◆ INPUT FOR THIS TASK:
====

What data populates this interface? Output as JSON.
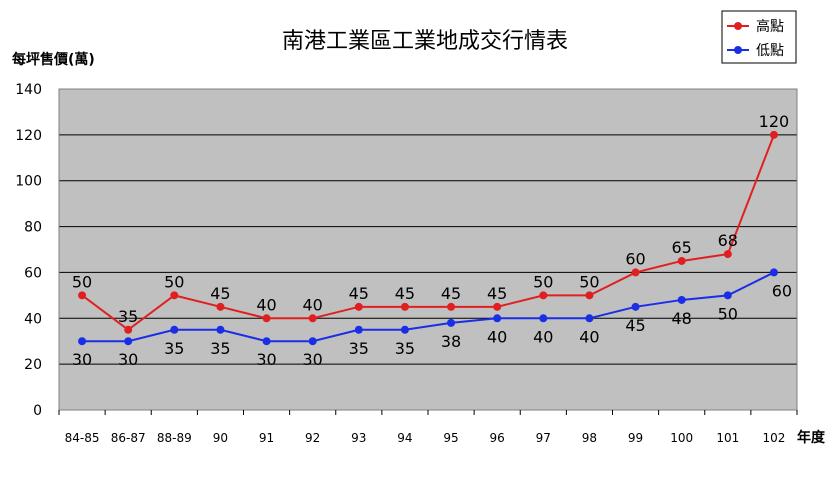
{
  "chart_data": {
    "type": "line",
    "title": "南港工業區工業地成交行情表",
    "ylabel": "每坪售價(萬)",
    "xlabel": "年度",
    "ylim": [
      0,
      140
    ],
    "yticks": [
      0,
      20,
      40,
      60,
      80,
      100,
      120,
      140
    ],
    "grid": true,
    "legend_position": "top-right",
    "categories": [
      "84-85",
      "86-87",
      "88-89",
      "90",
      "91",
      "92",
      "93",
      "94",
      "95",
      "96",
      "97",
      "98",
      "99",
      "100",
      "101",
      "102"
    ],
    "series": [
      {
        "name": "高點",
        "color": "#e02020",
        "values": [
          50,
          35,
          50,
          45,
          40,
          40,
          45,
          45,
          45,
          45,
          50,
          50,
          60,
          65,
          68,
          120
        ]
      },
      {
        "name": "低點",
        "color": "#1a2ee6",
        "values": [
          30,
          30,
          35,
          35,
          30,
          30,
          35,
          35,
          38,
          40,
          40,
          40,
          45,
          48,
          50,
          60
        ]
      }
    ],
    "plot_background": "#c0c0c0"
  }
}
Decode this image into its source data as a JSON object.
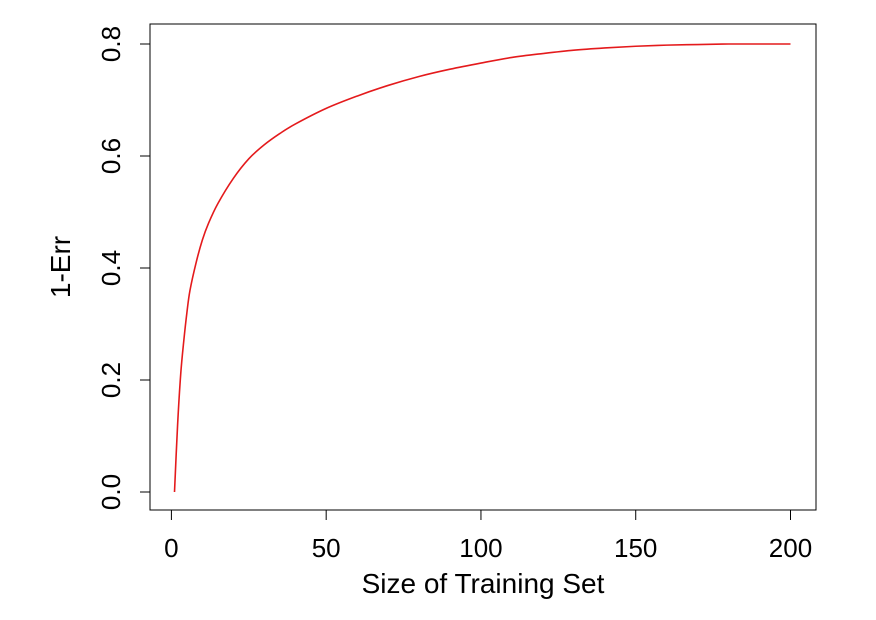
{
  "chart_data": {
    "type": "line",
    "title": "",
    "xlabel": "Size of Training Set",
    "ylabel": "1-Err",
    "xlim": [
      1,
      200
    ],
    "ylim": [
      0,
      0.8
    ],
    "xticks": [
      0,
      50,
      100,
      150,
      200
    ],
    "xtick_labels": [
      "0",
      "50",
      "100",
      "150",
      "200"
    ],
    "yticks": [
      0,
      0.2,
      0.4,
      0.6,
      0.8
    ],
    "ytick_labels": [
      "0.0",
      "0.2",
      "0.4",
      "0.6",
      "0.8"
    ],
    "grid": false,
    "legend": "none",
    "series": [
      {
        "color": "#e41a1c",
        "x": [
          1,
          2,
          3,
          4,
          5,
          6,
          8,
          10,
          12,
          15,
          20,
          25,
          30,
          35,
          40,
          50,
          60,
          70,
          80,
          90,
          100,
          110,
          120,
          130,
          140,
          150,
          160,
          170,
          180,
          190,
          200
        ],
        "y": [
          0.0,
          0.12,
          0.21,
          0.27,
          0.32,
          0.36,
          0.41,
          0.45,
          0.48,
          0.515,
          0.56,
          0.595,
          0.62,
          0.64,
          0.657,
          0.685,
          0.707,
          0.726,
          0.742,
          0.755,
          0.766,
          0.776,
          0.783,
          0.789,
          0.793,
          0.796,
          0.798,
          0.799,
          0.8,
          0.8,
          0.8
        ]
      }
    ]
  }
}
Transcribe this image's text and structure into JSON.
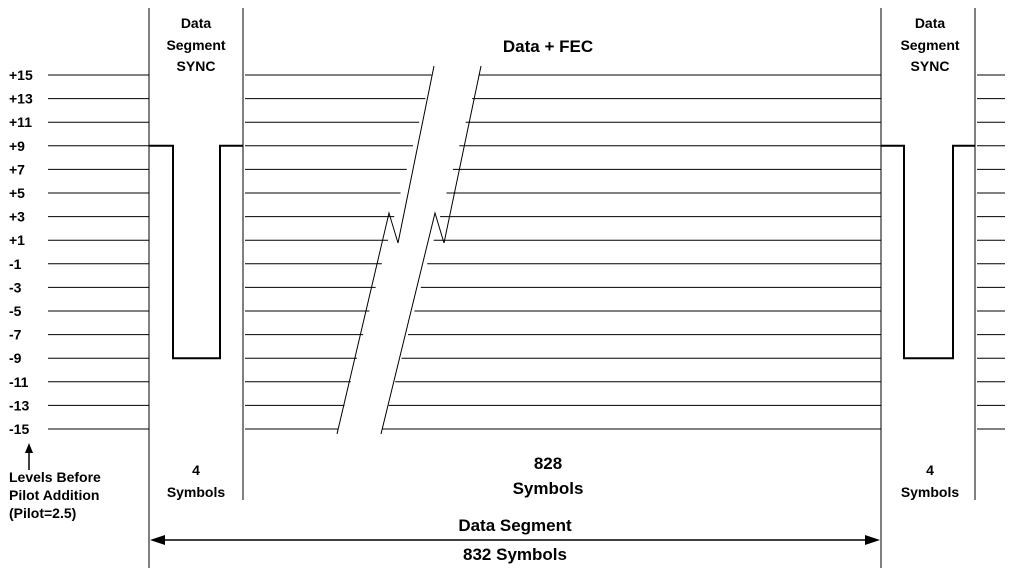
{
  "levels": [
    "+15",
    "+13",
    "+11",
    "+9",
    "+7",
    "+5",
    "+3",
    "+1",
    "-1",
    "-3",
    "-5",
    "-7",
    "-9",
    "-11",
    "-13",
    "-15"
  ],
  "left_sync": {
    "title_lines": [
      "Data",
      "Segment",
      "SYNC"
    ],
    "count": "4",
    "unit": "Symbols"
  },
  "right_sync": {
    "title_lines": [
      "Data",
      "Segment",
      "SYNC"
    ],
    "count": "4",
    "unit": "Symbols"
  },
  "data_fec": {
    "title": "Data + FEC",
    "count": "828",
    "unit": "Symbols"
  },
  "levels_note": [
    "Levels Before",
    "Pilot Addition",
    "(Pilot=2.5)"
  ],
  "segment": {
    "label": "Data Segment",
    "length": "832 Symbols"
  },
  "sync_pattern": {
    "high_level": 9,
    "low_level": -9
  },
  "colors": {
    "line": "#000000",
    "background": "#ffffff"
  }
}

====

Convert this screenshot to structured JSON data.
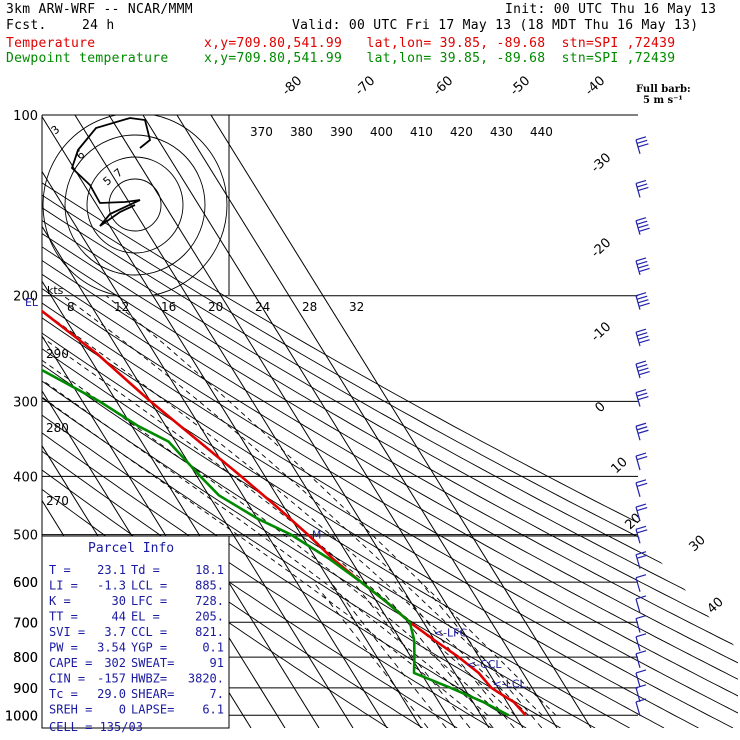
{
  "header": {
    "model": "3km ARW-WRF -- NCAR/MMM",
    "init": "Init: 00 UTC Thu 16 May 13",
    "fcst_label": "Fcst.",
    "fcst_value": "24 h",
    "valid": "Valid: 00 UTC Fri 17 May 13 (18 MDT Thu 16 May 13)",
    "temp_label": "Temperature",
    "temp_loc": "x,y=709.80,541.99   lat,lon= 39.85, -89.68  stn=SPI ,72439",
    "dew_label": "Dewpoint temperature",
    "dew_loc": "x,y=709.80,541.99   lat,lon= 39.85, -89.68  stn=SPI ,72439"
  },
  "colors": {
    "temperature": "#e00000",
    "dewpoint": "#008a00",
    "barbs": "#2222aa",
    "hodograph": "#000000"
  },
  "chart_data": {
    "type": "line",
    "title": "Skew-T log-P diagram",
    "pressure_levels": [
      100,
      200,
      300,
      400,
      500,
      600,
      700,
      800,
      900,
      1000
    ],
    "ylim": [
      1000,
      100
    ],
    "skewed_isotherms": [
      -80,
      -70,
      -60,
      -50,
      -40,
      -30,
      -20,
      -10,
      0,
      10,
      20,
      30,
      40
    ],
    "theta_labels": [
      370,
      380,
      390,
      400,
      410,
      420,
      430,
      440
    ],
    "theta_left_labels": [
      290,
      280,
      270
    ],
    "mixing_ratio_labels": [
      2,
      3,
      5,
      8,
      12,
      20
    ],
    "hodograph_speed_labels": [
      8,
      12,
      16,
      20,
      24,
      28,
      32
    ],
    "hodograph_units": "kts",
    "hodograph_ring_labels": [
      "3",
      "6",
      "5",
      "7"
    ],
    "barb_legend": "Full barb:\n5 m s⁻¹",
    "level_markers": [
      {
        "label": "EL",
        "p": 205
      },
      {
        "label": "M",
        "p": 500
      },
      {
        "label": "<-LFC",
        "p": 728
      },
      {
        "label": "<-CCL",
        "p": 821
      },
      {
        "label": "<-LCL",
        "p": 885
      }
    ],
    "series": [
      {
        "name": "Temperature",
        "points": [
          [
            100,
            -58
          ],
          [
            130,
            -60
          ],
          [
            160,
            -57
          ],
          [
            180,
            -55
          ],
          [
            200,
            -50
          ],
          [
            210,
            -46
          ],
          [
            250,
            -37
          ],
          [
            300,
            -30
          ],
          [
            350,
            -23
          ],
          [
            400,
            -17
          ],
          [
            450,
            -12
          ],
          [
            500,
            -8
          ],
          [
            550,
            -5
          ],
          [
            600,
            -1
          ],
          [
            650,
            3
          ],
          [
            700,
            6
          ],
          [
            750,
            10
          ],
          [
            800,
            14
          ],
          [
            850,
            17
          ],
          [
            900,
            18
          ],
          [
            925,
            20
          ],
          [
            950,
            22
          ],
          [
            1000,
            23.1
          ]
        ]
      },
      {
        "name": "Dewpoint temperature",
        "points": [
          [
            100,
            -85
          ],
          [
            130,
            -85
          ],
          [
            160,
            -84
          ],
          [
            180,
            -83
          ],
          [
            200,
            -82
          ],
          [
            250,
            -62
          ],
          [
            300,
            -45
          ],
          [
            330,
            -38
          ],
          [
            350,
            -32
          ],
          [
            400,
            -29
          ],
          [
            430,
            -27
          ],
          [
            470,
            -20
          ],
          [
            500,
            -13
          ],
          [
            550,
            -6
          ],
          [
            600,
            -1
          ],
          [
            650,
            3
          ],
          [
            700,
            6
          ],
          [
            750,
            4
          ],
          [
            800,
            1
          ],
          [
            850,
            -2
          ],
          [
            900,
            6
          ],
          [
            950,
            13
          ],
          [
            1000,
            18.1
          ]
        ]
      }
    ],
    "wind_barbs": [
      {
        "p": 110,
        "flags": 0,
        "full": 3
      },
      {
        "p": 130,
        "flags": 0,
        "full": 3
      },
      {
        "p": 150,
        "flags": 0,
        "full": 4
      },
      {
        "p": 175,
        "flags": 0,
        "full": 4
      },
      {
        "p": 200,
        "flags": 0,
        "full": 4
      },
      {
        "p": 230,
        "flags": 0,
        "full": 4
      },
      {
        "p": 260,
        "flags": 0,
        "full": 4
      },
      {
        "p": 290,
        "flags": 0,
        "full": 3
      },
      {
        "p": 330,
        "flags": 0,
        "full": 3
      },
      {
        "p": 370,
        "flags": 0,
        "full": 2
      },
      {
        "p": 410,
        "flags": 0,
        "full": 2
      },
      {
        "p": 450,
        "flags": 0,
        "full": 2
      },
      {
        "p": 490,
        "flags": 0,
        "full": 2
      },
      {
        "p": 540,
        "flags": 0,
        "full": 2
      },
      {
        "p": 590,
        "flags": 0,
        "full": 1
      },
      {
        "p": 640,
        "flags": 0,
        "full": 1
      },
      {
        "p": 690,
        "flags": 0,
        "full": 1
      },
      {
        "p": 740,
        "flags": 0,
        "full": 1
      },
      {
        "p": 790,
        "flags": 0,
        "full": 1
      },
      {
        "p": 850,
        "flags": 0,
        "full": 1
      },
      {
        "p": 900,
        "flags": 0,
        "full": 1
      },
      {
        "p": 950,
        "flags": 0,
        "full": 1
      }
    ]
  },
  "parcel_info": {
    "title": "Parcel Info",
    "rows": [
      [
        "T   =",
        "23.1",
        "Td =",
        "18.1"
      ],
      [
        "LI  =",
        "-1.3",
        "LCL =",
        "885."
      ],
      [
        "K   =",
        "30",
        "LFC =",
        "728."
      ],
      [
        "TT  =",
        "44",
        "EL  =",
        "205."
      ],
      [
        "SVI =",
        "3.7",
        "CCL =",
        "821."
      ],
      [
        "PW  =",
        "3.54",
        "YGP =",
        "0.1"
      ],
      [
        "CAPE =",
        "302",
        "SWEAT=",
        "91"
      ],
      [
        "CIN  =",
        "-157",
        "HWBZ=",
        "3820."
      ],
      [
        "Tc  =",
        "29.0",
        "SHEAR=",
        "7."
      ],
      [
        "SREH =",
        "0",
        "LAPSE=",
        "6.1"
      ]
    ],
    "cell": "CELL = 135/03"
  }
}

====

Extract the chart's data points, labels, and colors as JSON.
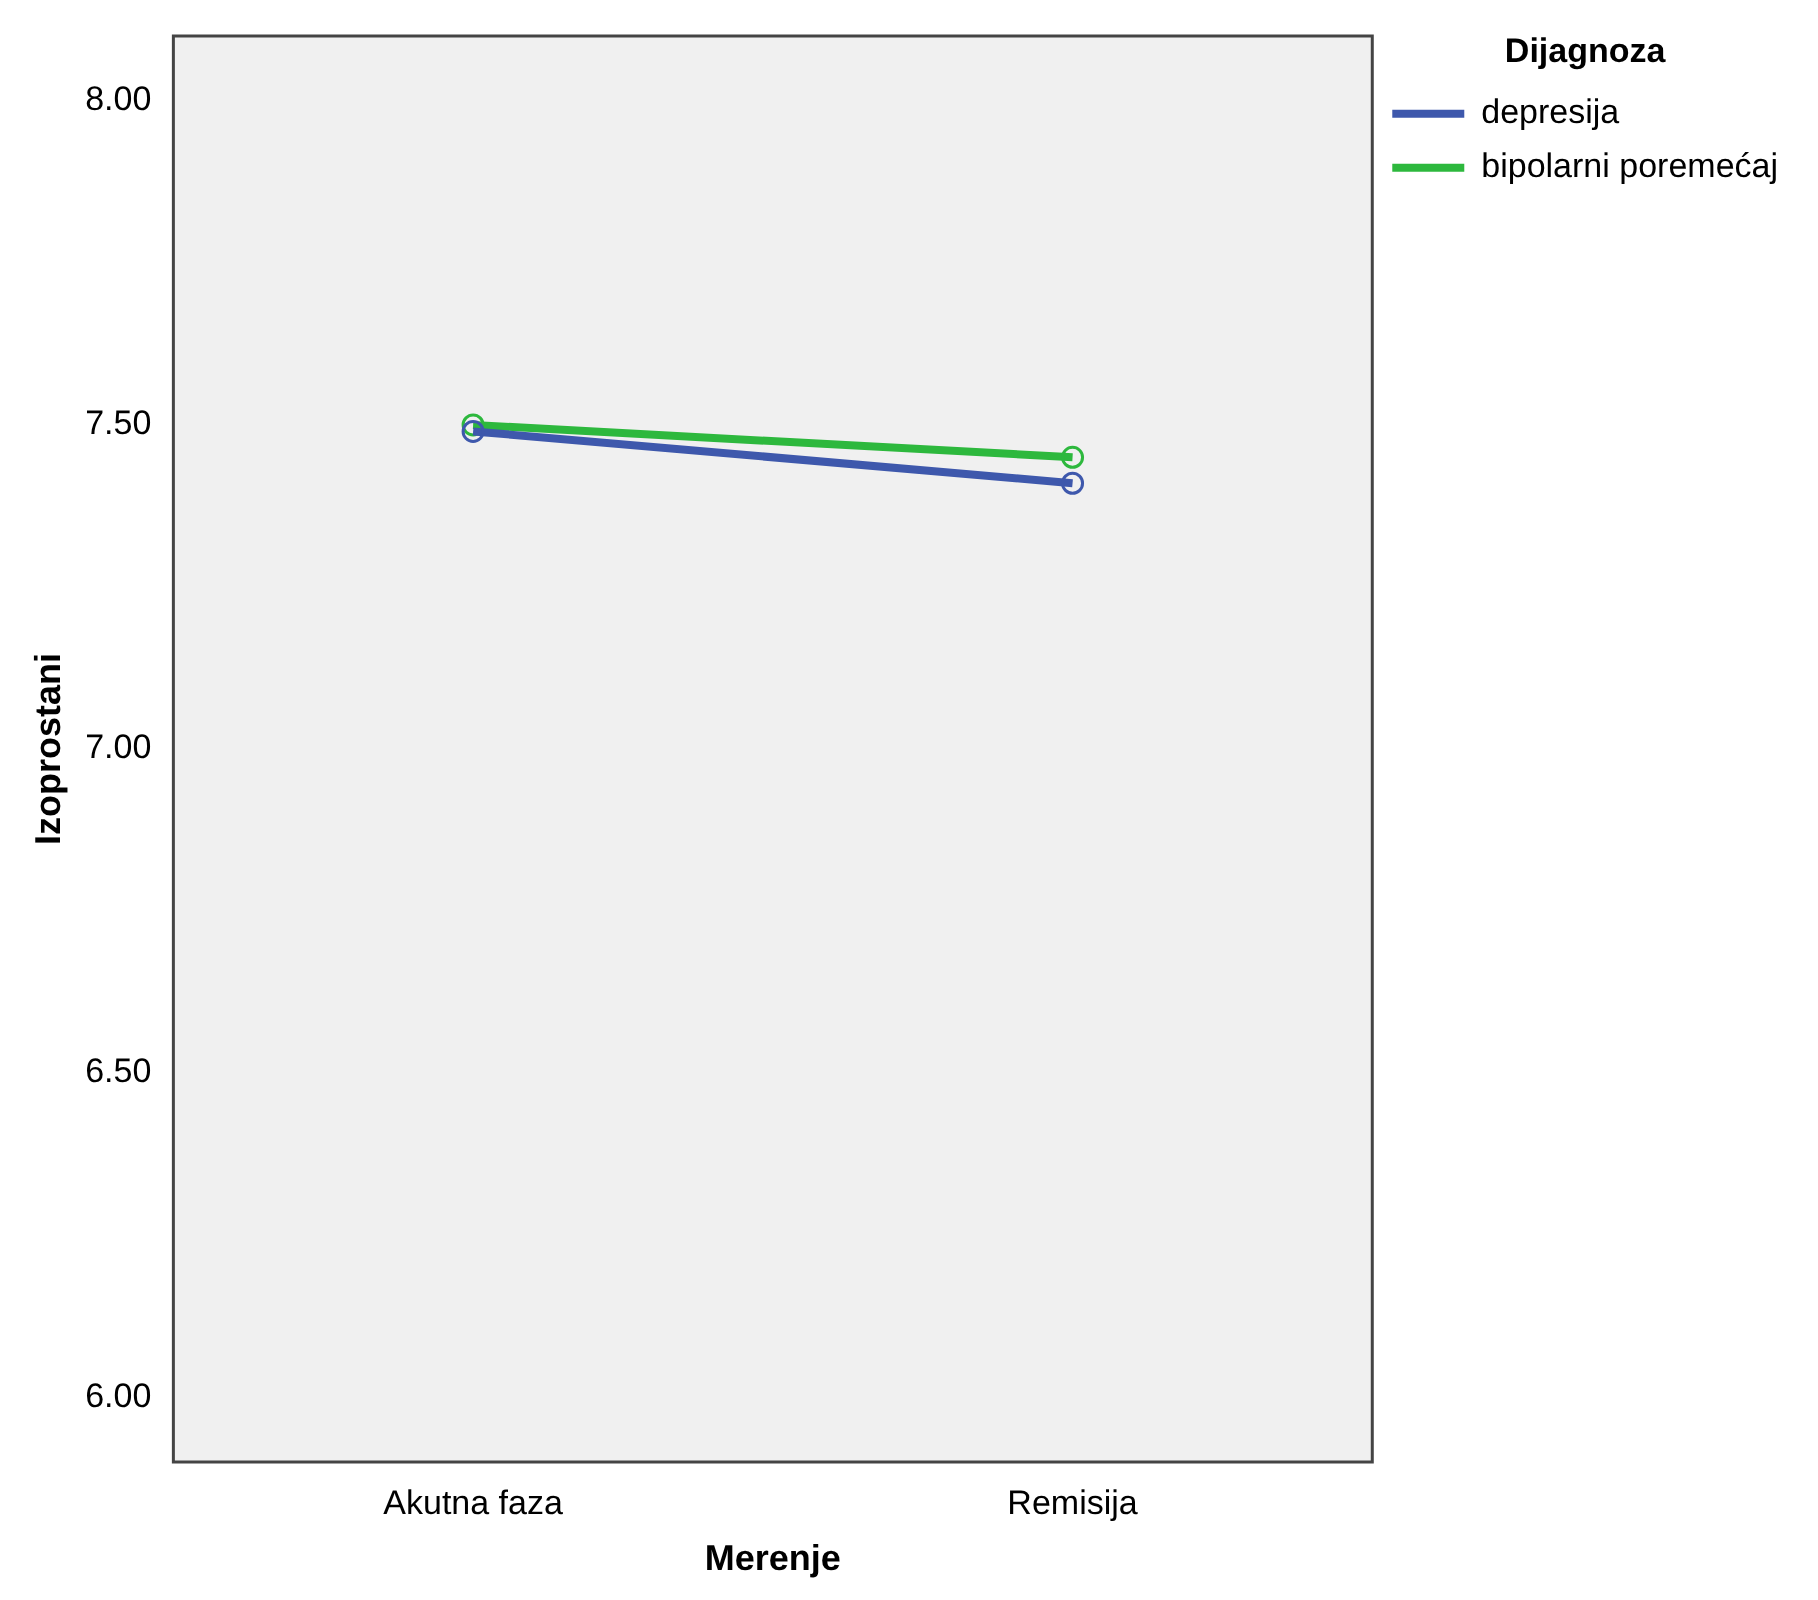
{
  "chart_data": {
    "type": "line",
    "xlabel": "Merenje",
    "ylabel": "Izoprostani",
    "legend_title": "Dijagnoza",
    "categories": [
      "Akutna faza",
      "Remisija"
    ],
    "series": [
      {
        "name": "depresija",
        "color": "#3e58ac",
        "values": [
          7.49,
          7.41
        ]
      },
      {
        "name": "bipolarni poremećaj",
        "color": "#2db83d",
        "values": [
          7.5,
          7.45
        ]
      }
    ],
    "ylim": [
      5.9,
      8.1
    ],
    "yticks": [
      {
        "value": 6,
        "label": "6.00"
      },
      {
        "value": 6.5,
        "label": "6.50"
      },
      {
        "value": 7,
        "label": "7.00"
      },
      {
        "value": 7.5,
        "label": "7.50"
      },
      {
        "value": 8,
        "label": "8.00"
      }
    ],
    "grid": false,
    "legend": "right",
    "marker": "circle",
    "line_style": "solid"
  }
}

====

◆ EXERCISE: Review the material and copy each line in which the word "JSON" appears.

◆ TASK OUTPUT:
What data populates this interface? Output as JSON.
Decode this image into its source data as a JSON object.
Transcribe this image's text and structure into JSON.
Convert this screenshot to structured JSON data.
Extract the chart's data points, labels, and colors as JSON.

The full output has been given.